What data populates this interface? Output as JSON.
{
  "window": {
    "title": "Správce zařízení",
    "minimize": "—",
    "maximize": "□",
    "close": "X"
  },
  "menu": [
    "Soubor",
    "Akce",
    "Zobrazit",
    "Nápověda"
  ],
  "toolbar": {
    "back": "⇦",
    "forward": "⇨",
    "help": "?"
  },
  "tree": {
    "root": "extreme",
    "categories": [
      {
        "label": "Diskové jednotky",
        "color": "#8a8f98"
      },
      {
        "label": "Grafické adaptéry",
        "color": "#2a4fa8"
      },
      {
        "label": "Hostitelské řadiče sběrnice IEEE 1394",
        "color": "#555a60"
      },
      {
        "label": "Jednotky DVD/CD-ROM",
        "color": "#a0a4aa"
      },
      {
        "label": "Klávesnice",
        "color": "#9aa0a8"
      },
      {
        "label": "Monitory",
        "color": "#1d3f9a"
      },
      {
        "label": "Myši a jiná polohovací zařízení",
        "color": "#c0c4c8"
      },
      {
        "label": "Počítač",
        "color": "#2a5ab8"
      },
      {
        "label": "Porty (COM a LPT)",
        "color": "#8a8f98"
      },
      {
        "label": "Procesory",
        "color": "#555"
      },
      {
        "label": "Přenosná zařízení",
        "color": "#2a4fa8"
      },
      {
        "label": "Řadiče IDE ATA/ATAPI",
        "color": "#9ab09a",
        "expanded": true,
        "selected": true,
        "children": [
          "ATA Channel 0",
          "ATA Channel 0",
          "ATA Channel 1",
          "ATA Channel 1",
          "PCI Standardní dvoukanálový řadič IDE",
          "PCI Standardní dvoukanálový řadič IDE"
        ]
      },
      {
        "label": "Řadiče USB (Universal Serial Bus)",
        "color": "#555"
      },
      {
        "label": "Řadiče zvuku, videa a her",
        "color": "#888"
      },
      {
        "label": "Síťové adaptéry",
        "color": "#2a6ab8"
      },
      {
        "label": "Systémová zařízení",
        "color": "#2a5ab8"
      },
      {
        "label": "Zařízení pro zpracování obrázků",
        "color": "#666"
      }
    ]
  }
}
################
Give all of the entries again, word for word.

What data populates this interface? Output as JSON.
{
  "window": {
    "title": "Správce zařízení",
    "minimize": "—",
    "maximize": "□",
    "close": "X"
  },
  "menu": [
    "Soubor",
    "Akce",
    "Zobrazit",
    "Nápověda"
  ],
  "toolbar": {
    "back": "⇦",
    "forward": "⇨",
    "help": "?"
  },
  "tree": {
    "root": "extreme",
    "categories": [
      {
        "label": "Diskové jednotky",
        "color": "#8a8f98"
      },
      {
        "label": "Grafické adaptéry",
        "color": "#2a4fa8"
      },
      {
        "label": "Hostitelské řadiče sběrnice IEEE 1394",
        "color": "#555a60"
      },
      {
        "label": "Jednotky DVD/CD-ROM",
        "color": "#a0a4aa"
      },
      {
        "label": "Klávesnice",
        "color": "#9aa0a8"
      },
      {
        "label": "Monitory",
        "color": "#1d3f9a"
      },
      {
        "label": "Myši a jiná polohovací zařízení",
        "color": "#c0c4c8"
      },
      {
        "label": "Počítač",
        "color": "#2a5ab8"
      },
      {
        "label": "Porty (COM a LPT)",
        "color": "#8a8f98"
      },
      {
        "label": "Procesory",
        "color": "#555"
      },
      {
        "label": "Přenosná zařízení",
        "color": "#2a4fa8"
      },
      {
        "label": "Řadiče IDE ATA/ATAPI",
        "color": "#9ab09a",
        "expanded": true,
        "selected": true,
        "children": [
          "ATA Channel 0",
          "ATA Channel 0",
          "ATA Channel 1",
          "ATA Channel 1",
          "PCI Standardní dvoukanálový řadič IDE",
          "PCI Standardní dvoukanálový řadič IDE"
        ]
      },
      {
        "label": "Řadiče USB (Universal Serial Bus)",
        "color": "#555"
      },
      {
        "label": "Řadiče zvuku, videa a her",
        "color": "#888"
      },
      {
        "label": "Síťové adaptéry",
        "color": "#2a6ab8"
      },
      {
        "label": "Systémová zařízení",
        "color": "#2a5ab8"
      },
      {
        "label": "Zařízení pro zpracování obrázků",
        "color": "#666"
      }
    ]
  }
}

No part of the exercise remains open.